REQUIREMENT ::
Say how many lines of the listing below contain "parallax", giving the number and nothing else.

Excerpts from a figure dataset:
"""

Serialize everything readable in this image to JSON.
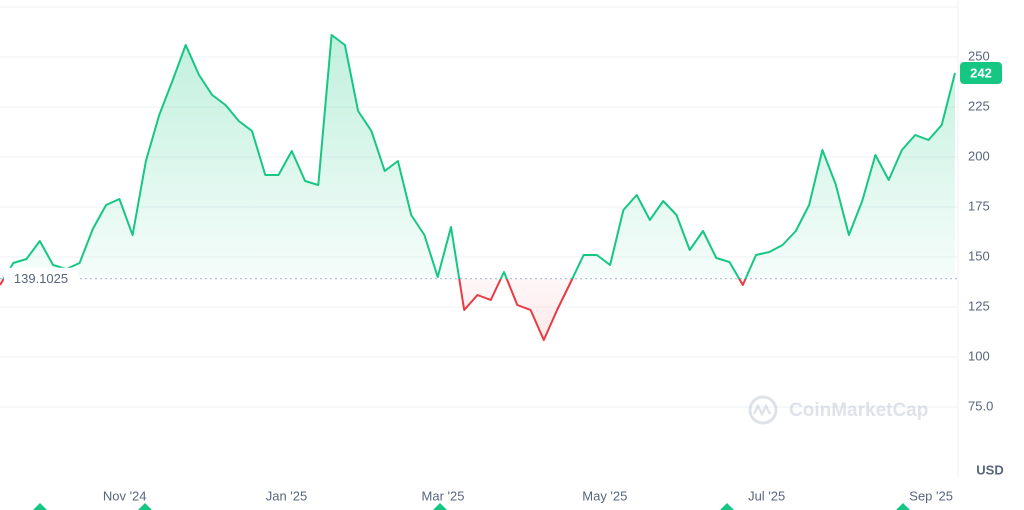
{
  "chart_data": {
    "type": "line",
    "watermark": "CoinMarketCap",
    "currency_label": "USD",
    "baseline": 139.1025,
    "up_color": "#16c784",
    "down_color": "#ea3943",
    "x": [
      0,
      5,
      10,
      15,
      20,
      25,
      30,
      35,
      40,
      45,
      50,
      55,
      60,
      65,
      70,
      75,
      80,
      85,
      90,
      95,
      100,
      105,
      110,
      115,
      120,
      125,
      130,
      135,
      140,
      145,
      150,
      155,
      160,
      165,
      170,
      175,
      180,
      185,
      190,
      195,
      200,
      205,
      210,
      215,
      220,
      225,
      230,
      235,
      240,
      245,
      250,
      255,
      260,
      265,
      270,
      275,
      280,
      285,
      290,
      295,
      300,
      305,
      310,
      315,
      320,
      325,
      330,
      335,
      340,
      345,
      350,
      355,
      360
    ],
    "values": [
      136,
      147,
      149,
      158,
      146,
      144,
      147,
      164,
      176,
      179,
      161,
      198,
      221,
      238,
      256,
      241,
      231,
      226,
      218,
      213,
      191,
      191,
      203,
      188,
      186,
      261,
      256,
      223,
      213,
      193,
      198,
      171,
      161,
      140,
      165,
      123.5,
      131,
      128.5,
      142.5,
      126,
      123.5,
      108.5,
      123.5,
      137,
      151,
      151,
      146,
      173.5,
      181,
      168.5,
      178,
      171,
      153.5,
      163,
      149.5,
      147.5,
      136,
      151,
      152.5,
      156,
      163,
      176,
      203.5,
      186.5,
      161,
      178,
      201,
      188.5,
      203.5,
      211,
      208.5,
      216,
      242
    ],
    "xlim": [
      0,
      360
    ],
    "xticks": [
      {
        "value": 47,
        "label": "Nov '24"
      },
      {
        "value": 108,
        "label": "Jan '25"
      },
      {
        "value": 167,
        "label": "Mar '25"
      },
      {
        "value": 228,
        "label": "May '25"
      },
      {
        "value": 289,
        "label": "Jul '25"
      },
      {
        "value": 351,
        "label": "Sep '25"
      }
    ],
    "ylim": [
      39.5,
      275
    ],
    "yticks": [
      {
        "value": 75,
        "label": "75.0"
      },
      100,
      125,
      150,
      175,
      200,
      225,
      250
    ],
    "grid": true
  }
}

"""
"""

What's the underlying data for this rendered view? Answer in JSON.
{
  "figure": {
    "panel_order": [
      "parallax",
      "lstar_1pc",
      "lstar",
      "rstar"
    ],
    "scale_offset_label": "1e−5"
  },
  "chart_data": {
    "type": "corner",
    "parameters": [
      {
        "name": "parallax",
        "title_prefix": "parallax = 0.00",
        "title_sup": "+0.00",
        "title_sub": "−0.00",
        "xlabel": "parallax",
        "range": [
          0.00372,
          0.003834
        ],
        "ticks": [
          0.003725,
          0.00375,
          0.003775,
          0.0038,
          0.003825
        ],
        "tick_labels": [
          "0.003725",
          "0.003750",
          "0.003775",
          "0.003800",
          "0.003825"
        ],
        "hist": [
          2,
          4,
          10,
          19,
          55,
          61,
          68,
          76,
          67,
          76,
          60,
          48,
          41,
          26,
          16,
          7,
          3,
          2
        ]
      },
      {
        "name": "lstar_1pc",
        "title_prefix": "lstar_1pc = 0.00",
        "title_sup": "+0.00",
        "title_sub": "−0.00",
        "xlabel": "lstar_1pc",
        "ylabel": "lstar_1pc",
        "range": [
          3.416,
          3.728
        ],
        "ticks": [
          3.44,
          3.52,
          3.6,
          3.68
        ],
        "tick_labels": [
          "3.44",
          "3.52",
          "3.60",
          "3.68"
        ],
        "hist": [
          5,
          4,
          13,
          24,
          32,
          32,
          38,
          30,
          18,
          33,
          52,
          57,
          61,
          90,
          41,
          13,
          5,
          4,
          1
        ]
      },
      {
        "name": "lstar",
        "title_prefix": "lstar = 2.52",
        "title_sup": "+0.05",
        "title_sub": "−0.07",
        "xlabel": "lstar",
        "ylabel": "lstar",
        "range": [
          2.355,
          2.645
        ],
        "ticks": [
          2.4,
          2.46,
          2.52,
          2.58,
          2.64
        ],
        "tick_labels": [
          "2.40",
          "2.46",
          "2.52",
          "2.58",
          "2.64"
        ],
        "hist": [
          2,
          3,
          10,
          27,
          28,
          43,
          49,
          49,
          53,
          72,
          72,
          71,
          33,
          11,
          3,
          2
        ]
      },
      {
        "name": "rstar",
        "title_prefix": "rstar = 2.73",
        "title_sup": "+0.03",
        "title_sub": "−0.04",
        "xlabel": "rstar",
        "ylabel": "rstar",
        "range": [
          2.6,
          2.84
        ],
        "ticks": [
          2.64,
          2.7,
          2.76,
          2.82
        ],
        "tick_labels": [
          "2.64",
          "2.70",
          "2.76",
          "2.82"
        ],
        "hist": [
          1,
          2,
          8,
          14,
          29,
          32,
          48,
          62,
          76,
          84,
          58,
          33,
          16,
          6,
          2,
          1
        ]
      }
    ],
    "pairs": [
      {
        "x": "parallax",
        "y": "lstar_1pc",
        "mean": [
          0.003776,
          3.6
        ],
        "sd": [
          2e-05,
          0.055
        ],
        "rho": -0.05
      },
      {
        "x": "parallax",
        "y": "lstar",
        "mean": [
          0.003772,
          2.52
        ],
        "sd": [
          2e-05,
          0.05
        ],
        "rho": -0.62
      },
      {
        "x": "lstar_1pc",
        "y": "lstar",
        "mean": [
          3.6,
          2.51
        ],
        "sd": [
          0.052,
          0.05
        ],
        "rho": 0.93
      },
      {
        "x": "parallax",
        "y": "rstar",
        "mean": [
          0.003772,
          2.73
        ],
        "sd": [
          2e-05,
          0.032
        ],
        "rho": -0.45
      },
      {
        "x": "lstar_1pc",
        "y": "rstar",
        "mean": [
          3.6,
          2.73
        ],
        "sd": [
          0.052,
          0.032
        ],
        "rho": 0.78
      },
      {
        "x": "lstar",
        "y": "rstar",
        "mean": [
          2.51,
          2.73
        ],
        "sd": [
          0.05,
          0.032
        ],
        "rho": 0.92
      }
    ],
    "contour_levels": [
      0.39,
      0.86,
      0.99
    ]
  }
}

"""
"""

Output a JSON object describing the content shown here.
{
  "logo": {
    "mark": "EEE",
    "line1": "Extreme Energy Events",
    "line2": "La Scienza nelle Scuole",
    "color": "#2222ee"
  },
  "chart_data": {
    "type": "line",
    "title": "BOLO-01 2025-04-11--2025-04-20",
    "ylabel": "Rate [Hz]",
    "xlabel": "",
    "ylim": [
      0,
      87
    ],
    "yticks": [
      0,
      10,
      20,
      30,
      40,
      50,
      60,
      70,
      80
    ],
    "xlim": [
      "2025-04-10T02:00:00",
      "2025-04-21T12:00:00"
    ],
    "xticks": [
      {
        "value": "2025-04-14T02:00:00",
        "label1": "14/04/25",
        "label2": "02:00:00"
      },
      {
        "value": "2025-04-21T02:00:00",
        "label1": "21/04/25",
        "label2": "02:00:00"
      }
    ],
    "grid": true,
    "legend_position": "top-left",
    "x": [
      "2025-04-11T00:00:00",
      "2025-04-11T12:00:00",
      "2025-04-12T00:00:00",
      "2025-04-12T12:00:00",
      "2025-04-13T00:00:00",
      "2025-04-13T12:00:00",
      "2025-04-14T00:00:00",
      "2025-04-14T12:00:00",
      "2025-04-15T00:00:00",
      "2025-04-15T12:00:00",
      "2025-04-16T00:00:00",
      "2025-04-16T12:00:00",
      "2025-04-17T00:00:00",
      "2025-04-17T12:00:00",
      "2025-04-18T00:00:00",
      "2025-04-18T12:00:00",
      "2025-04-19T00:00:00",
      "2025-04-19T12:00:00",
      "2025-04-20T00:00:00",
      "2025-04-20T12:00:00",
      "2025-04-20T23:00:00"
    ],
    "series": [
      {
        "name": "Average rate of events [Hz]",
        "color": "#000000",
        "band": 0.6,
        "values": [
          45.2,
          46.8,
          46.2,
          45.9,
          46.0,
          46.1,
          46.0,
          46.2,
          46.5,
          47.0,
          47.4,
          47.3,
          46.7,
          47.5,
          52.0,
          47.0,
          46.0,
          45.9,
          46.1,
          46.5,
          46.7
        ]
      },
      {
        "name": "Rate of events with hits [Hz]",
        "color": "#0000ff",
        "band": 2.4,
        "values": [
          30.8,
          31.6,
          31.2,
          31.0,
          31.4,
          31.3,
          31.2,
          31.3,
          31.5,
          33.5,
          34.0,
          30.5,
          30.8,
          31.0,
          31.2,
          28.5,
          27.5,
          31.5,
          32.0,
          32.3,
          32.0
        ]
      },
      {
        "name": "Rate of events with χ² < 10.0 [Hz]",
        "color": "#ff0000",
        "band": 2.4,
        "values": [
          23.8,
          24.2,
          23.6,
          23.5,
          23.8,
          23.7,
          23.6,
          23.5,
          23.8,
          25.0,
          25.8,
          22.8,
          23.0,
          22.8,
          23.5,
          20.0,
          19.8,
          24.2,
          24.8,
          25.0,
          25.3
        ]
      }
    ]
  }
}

"""

SOLUTION ::
7